__STATED EXERCISE__: Return all entries word for word, but drop any images.
* begin *
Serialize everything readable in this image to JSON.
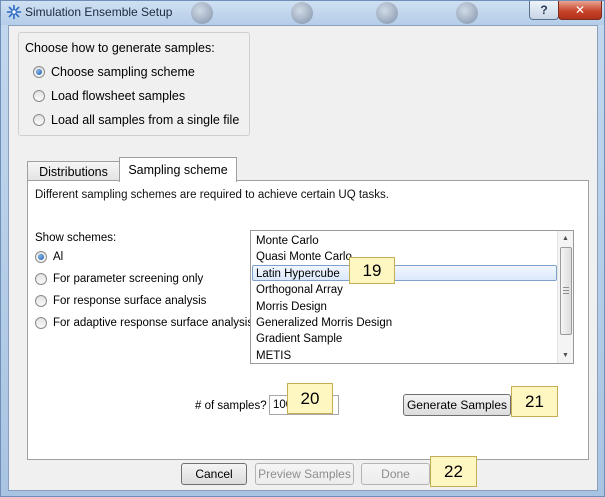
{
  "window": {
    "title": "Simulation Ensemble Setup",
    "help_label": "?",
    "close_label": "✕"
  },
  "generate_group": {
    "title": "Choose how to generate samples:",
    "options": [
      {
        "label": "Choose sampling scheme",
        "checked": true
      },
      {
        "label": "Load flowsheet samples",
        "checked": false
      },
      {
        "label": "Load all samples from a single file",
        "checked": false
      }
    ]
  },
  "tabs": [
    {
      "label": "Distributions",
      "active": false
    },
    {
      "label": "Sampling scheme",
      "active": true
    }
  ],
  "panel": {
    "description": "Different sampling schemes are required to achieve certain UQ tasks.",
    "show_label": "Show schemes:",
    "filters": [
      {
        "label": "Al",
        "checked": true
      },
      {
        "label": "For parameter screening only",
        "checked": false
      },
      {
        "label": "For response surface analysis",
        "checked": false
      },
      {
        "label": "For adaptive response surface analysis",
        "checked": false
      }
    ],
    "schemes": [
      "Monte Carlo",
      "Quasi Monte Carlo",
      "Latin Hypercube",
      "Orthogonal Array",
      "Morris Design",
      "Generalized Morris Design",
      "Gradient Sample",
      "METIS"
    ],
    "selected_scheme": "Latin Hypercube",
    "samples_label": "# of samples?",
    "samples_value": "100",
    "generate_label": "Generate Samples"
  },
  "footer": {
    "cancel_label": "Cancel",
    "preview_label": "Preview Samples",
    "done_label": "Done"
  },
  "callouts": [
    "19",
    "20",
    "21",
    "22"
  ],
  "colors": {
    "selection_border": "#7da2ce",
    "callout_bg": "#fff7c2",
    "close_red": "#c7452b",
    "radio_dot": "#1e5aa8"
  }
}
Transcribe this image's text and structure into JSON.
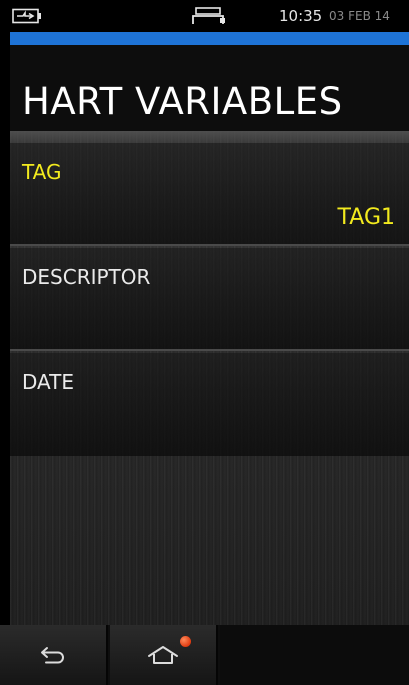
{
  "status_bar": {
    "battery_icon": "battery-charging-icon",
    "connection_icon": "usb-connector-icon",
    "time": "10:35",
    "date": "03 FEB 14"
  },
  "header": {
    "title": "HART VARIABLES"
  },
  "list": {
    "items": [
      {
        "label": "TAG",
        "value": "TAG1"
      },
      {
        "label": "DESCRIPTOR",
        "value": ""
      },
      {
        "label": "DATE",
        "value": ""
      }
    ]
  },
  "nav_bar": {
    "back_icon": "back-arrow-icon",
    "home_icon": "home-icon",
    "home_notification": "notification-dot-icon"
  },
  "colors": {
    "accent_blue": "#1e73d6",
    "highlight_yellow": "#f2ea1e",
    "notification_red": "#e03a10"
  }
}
* end *
__OUTPUT FOR THIS TASK__:
Serialize everything readable in this image to JSON.
{
  "window": {
    "title": "Simulation Ensemble Setup",
    "help_label": "?",
    "close_label": "✕"
  },
  "generate_group": {
    "title": "Choose how to generate samples:",
    "options": [
      {
        "label": "Choose sampling scheme",
        "checked": true
      },
      {
        "label": "Load flowsheet samples",
        "checked": false
      },
      {
        "label": "Load all samples from a single file",
        "checked": false
      }
    ]
  },
  "tabs": [
    {
      "label": "Distributions",
      "active": false
    },
    {
      "label": "Sampling scheme",
      "active": true
    }
  ],
  "panel": {
    "description": "Different sampling schemes are required to achieve certain UQ tasks.",
    "show_label": "Show schemes:",
    "filters": [
      {
        "label": "Al",
        "checked": true
      },
      {
        "label": "For parameter screening only",
        "checked": false
      },
      {
        "label": "For response surface analysis",
        "checked": false
      },
      {
        "label": "For adaptive response surface analysis",
        "checked": false
      }
    ],
    "schemes": [
      "Monte Carlo",
      "Quasi Monte Carlo",
      "Latin Hypercube",
      "Orthogonal Array",
      "Morris Design",
      "Generalized Morris Design",
      "Gradient Sample",
      "METIS"
    ],
    "selected_scheme": "Latin Hypercube",
    "samples_label": "# of samples?",
    "samples_value": "100",
    "generate_label": "Generate Samples"
  },
  "footer": {
    "cancel_label": "Cancel",
    "preview_label": "Preview Samples",
    "done_label": "Done"
  },
  "callouts": [
    "19",
    "20",
    "21",
    "22"
  ],
  "colors": {
    "selection_border": "#7da2ce",
    "callout_bg": "#fff7c2",
    "close_red": "#c7452b",
    "radio_dot": "#1e5aa8"
  }
}
Transcribe this image's text and structure into JSON.
{
  "status_bar": {
    "battery_icon": "battery-charging-icon",
    "connection_icon": "usb-connector-icon",
    "time": "10:35",
    "date": "03 FEB 14"
  },
  "header": {
    "title": "HART VARIABLES"
  },
  "list": {
    "items": [
      {
        "label": "TAG",
        "value": "TAG1"
      },
      {
        "label": "DESCRIPTOR",
        "value": ""
      },
      {
        "label": "DATE",
        "value": ""
      }
    ]
  },
  "nav_bar": {
    "back_icon": "back-arrow-icon",
    "home_icon": "home-icon",
    "home_notification": "notification-dot-icon"
  },
  "colors": {
    "accent_blue": "#1e73d6",
    "highlight_yellow": "#f2ea1e",
    "notification_red": "#e03a10"
  }
}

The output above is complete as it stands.